» What is being asked: Copy out all lines in the data below containing the string "autres".

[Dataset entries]
-------------------------

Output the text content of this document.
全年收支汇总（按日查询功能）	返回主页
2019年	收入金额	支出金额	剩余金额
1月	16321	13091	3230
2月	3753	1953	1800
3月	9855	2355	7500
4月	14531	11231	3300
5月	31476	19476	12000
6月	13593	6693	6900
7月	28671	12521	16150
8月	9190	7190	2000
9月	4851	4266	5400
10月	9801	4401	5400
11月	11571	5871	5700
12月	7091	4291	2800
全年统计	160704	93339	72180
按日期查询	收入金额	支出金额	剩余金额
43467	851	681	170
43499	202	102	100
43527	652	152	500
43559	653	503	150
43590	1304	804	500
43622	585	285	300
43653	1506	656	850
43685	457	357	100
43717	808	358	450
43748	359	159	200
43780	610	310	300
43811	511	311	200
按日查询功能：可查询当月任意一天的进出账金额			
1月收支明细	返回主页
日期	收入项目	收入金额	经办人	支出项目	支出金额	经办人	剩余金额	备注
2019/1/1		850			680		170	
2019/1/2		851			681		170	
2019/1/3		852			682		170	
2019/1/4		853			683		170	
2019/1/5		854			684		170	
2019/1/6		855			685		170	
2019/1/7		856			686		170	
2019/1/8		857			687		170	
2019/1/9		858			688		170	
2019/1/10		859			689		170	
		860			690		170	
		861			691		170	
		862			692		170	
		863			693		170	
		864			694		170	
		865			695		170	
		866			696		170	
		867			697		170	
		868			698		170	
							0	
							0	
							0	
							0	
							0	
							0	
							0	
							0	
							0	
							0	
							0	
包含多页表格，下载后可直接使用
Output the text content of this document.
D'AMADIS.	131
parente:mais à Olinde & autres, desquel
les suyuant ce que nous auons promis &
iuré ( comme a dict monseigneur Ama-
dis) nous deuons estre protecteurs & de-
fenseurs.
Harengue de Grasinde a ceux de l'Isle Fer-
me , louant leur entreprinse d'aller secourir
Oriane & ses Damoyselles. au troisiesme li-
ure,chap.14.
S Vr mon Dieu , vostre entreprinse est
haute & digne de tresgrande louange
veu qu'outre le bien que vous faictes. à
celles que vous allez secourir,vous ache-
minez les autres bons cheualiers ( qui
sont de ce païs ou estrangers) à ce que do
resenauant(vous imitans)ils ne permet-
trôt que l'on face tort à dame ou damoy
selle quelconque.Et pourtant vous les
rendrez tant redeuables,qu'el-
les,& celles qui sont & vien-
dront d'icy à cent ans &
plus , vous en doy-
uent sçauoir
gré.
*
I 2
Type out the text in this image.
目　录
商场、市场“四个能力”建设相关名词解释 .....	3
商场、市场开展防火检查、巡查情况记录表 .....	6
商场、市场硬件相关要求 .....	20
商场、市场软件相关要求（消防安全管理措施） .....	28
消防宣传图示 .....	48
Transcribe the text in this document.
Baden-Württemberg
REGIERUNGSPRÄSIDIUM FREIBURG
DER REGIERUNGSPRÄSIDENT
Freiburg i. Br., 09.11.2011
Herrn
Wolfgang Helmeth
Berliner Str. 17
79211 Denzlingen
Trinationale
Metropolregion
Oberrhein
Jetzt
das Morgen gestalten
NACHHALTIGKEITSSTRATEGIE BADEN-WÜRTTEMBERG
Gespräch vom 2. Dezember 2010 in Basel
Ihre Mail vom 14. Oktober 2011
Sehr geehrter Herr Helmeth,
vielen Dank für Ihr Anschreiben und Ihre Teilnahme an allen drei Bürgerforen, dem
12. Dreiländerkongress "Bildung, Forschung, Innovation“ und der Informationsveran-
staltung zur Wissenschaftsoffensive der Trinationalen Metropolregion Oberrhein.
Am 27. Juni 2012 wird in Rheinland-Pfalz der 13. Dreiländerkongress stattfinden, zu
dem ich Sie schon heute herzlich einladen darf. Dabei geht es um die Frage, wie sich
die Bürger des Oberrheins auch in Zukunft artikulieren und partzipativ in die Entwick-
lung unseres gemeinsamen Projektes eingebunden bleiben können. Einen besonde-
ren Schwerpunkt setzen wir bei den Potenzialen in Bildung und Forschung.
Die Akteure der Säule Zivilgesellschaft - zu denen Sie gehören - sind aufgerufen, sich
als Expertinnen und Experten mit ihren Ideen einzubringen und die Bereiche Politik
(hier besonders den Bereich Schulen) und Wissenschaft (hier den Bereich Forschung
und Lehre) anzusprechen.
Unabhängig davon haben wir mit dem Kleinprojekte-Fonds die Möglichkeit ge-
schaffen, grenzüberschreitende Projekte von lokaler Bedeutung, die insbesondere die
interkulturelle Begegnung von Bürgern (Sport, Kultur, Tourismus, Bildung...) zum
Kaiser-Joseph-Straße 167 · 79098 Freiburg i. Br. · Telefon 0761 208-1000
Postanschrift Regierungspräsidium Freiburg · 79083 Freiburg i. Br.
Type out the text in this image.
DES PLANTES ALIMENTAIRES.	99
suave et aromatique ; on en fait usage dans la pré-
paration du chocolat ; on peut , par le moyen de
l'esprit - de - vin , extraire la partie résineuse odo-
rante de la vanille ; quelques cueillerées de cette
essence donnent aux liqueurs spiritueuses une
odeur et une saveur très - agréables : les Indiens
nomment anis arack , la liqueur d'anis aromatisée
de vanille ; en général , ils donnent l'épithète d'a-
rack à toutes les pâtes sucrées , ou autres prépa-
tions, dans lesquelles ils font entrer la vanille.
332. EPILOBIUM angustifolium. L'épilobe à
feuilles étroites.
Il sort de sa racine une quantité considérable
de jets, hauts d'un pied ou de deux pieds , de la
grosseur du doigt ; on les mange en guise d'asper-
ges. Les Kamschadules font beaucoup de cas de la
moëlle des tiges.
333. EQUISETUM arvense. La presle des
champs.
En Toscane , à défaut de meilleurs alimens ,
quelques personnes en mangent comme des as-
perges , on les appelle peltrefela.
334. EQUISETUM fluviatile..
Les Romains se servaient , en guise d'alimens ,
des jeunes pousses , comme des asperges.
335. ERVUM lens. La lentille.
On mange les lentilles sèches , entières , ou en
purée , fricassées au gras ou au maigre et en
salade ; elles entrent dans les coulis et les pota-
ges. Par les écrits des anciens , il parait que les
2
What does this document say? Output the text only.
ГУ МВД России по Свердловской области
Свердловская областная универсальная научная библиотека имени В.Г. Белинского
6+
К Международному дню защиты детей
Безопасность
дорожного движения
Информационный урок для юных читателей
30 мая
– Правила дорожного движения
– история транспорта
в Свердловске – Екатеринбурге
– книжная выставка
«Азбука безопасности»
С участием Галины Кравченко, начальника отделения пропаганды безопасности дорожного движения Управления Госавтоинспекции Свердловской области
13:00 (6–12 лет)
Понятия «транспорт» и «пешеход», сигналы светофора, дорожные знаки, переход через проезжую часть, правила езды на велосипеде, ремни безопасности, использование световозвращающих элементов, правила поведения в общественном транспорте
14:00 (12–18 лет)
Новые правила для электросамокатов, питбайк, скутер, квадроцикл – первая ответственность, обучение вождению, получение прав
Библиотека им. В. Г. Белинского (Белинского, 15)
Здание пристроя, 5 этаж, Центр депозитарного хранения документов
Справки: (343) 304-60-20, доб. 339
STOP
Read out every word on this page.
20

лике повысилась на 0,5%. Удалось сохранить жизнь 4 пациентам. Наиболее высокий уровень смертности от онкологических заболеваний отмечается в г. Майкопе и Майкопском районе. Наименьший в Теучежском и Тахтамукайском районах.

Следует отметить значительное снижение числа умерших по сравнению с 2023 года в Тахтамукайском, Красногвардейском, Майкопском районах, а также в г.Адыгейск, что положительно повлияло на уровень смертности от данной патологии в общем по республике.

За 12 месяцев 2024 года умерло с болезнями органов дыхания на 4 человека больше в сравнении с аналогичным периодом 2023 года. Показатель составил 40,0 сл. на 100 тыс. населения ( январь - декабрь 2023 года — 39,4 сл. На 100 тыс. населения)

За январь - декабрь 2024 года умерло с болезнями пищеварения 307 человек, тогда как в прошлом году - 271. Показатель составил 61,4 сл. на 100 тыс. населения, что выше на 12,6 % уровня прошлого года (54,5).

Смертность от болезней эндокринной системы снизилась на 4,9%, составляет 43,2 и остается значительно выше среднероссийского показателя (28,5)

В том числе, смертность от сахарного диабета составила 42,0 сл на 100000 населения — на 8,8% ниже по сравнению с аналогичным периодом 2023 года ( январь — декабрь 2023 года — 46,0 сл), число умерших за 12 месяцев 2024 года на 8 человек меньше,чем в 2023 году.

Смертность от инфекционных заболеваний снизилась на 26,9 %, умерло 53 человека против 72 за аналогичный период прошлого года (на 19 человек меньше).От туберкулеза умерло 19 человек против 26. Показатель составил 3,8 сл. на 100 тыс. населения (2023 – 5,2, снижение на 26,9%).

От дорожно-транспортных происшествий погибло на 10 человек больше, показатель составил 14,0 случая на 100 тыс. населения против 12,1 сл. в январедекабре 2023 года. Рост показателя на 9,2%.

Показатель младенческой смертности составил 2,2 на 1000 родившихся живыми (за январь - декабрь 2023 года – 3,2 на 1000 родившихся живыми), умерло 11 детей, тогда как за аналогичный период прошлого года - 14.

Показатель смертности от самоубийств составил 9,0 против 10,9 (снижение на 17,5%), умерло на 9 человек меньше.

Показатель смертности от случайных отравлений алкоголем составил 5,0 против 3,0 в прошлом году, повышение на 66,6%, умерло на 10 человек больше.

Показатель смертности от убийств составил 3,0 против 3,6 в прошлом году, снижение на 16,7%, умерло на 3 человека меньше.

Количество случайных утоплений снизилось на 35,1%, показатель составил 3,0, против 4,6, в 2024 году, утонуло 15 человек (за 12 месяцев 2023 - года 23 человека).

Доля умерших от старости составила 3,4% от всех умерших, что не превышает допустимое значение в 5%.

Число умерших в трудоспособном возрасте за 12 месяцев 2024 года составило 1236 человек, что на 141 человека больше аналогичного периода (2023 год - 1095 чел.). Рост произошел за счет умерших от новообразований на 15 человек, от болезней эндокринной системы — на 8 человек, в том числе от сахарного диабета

-------------------------

» Written answer:
parente:mais à Olinde & autres, desquel
minez les autres bons cheualiers ( qui
rack à toutes les pâtes sucrées , ou autres prépa-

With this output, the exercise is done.